# TASK REQUIREMENTS:
Would you pull out every line of the material that contains the string "true"?

# Dataset items:
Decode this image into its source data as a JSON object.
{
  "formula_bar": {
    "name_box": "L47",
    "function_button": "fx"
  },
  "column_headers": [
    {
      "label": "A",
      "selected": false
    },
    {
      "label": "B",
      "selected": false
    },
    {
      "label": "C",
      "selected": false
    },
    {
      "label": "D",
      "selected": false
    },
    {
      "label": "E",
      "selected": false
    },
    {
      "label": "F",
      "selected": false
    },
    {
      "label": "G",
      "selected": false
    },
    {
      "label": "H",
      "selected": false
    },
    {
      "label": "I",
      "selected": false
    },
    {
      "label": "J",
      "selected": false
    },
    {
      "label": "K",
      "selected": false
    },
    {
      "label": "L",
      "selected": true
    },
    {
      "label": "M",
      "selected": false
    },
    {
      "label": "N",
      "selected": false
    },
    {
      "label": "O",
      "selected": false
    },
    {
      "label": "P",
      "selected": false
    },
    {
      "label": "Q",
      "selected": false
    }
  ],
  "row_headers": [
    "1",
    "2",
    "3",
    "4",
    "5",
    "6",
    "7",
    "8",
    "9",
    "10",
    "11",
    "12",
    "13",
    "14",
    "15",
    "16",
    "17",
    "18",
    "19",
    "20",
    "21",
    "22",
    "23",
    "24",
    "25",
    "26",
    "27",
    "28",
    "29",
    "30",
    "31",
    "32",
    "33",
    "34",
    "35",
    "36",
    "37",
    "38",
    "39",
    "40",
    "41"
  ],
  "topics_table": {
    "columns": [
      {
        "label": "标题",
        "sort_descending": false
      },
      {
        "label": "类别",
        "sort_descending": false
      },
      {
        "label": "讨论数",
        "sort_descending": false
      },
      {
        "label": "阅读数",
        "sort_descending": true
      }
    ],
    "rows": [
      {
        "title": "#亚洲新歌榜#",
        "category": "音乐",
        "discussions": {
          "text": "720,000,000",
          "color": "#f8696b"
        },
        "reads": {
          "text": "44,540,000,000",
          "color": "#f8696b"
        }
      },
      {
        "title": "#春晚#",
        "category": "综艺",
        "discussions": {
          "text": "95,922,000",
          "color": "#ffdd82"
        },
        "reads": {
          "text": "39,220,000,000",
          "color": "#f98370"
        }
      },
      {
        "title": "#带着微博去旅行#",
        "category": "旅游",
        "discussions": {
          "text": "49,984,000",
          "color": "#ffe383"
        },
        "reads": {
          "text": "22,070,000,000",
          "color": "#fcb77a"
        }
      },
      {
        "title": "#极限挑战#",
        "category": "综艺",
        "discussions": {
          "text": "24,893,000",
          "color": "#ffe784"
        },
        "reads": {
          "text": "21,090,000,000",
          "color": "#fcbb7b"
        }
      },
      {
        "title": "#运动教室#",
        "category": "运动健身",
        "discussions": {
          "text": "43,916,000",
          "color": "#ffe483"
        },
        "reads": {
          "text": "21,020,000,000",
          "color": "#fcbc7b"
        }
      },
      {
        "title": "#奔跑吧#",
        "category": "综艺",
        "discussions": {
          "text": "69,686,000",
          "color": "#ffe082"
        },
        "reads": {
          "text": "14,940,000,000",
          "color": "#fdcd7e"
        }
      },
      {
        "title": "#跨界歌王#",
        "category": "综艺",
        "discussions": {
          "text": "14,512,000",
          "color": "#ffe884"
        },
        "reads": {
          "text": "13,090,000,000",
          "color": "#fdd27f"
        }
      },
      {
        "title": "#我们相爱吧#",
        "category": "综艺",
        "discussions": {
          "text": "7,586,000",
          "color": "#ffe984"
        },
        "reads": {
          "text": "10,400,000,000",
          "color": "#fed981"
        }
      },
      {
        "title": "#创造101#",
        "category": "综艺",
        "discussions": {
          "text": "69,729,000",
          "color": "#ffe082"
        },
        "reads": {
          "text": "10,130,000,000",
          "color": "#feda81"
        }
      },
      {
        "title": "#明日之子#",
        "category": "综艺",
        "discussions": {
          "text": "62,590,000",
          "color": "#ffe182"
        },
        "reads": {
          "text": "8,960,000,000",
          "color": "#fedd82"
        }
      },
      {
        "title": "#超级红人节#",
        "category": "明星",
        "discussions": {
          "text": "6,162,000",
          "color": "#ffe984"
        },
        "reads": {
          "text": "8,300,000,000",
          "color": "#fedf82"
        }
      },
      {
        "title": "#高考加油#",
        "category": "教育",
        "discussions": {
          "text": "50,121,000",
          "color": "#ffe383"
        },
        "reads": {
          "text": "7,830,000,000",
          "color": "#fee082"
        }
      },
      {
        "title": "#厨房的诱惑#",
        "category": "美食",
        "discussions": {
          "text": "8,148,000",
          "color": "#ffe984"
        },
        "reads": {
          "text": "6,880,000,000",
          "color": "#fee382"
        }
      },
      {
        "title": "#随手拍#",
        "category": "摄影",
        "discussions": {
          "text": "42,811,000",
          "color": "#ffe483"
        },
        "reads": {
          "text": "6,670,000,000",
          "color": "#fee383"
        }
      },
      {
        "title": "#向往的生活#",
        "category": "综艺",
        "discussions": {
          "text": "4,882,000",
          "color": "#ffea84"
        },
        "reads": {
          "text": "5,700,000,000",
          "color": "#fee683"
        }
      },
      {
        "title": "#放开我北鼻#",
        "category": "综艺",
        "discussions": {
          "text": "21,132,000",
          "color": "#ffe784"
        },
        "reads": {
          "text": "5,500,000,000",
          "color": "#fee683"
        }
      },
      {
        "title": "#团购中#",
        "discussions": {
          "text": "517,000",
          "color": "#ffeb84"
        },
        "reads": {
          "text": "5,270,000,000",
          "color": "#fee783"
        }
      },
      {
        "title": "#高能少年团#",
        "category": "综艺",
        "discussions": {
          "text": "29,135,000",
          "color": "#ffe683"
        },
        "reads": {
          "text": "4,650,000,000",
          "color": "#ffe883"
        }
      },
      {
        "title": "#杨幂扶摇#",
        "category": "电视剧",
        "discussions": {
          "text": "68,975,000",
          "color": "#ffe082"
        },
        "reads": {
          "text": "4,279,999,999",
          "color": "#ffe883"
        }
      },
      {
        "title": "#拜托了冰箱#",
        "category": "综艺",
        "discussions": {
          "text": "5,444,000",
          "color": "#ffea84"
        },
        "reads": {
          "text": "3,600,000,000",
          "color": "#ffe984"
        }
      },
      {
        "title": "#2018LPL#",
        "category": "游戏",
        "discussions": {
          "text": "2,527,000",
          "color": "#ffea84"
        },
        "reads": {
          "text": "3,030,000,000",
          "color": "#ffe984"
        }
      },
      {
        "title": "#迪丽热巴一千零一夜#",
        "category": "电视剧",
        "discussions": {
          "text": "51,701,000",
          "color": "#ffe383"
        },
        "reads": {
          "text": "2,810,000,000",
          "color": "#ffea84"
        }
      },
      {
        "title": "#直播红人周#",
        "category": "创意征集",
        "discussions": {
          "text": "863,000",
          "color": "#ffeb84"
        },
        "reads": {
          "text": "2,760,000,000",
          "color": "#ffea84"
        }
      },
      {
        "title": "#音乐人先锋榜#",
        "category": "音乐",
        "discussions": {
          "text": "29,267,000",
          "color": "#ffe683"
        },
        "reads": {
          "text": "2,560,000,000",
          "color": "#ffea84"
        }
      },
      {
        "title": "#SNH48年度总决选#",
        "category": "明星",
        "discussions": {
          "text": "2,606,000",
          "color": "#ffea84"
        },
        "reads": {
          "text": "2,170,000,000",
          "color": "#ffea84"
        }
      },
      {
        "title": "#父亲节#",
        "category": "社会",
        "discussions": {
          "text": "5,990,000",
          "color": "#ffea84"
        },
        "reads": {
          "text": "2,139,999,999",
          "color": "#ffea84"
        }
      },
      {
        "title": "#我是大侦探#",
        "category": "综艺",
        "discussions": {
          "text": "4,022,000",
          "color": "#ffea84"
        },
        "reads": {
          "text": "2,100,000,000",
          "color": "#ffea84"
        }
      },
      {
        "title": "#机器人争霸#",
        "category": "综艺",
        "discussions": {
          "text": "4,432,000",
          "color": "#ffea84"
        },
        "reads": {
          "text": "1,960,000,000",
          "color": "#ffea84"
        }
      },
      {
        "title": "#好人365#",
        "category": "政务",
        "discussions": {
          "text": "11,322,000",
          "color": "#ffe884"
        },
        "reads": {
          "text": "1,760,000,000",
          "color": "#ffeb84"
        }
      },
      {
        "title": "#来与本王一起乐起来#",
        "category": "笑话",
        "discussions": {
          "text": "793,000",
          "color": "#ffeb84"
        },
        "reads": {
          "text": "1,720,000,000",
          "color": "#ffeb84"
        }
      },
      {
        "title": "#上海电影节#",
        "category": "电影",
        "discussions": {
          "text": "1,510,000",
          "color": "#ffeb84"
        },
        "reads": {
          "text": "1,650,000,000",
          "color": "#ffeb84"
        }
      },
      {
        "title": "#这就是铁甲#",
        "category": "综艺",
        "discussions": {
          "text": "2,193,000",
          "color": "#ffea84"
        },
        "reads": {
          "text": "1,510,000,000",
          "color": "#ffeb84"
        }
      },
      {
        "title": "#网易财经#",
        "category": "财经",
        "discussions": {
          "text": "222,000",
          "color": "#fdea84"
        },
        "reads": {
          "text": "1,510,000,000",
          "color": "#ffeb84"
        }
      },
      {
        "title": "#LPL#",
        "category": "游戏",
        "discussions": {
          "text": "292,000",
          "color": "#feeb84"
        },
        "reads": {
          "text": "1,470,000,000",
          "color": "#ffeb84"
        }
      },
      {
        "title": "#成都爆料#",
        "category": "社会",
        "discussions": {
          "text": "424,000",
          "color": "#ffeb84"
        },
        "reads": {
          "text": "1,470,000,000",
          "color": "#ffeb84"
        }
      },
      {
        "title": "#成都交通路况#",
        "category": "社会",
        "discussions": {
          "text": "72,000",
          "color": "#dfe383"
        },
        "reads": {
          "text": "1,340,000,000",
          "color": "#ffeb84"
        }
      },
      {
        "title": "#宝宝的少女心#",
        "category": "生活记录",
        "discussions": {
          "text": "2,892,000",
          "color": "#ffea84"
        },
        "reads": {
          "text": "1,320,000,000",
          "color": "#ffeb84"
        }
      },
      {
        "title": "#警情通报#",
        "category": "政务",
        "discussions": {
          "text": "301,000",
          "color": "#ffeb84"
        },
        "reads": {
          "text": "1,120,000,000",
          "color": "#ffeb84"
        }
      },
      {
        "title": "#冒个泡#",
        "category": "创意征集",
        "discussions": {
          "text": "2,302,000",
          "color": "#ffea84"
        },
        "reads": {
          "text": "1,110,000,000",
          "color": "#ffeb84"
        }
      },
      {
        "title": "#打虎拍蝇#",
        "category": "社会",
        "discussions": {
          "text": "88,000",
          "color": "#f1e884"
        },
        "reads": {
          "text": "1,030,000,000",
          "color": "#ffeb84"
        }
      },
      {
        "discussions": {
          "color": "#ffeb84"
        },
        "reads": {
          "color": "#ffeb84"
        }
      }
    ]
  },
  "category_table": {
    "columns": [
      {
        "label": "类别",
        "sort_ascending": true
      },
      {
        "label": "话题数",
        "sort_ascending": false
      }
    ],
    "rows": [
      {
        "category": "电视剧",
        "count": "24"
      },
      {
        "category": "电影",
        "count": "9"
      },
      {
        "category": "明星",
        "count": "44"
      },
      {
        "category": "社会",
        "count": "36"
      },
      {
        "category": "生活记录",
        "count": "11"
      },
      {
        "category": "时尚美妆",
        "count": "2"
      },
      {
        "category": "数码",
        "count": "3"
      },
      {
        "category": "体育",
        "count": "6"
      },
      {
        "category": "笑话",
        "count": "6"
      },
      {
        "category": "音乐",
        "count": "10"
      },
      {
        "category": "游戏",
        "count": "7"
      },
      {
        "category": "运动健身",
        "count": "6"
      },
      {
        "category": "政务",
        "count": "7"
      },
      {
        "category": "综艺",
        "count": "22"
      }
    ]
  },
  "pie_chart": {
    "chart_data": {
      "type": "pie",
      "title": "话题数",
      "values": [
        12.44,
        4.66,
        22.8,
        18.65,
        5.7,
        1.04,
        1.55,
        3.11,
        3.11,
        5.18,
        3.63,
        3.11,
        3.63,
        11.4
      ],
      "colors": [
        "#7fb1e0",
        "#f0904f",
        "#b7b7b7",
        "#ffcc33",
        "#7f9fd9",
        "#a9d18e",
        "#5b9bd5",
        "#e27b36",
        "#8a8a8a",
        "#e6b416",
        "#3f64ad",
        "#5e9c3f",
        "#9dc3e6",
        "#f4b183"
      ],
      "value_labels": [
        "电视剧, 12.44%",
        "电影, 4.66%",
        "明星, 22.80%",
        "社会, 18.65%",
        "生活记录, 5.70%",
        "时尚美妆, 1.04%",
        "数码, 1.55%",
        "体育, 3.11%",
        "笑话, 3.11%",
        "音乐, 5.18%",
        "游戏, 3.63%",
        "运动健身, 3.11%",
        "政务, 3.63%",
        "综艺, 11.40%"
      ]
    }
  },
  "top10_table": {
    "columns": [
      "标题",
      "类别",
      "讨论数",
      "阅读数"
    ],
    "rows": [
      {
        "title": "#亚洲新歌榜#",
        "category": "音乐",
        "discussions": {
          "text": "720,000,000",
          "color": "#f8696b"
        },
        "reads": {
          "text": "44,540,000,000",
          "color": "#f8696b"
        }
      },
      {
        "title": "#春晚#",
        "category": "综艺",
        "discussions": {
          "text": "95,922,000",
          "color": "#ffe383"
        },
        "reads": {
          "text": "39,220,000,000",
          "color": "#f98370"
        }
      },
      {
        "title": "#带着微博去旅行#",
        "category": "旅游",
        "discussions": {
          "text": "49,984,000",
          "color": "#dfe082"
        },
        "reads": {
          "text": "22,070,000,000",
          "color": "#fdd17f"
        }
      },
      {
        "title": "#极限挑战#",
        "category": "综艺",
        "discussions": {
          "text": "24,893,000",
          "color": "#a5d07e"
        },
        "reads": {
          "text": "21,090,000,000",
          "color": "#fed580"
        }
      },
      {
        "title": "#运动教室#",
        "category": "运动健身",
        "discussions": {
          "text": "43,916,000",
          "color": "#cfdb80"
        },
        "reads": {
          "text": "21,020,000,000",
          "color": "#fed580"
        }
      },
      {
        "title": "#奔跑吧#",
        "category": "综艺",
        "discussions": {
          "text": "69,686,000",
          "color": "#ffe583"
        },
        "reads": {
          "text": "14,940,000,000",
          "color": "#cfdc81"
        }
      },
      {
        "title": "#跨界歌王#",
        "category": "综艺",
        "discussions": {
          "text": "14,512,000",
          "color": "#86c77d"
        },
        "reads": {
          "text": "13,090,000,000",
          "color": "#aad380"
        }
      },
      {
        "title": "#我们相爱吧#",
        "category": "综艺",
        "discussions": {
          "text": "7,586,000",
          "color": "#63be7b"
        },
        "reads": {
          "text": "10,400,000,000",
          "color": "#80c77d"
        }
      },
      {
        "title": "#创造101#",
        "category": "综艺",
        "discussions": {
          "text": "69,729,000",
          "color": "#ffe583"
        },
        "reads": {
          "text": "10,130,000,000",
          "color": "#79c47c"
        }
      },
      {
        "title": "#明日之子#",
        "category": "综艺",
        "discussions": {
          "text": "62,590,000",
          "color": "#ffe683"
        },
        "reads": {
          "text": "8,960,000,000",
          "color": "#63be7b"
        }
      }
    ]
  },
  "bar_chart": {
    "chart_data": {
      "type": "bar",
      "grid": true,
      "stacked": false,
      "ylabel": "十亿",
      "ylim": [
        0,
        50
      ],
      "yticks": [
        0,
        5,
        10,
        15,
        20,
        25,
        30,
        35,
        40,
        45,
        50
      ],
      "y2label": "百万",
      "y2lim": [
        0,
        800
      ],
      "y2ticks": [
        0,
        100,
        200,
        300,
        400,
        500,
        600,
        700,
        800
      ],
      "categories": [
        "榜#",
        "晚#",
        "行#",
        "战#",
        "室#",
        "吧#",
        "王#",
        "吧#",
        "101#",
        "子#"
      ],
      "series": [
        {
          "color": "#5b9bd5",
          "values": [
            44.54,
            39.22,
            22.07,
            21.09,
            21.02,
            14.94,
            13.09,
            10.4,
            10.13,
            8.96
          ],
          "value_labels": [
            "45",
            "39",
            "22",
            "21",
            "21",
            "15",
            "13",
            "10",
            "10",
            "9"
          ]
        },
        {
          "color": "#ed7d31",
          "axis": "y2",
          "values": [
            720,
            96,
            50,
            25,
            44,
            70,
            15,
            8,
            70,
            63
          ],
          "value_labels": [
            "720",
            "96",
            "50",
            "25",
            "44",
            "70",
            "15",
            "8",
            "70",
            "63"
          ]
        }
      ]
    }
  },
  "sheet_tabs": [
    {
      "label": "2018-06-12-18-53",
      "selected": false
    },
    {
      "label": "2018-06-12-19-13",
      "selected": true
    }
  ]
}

# FULL ANSWER:
      "selected": true
        "sort_descending": true
        "sort_ascending": true
      "grid": true,
      "selected": true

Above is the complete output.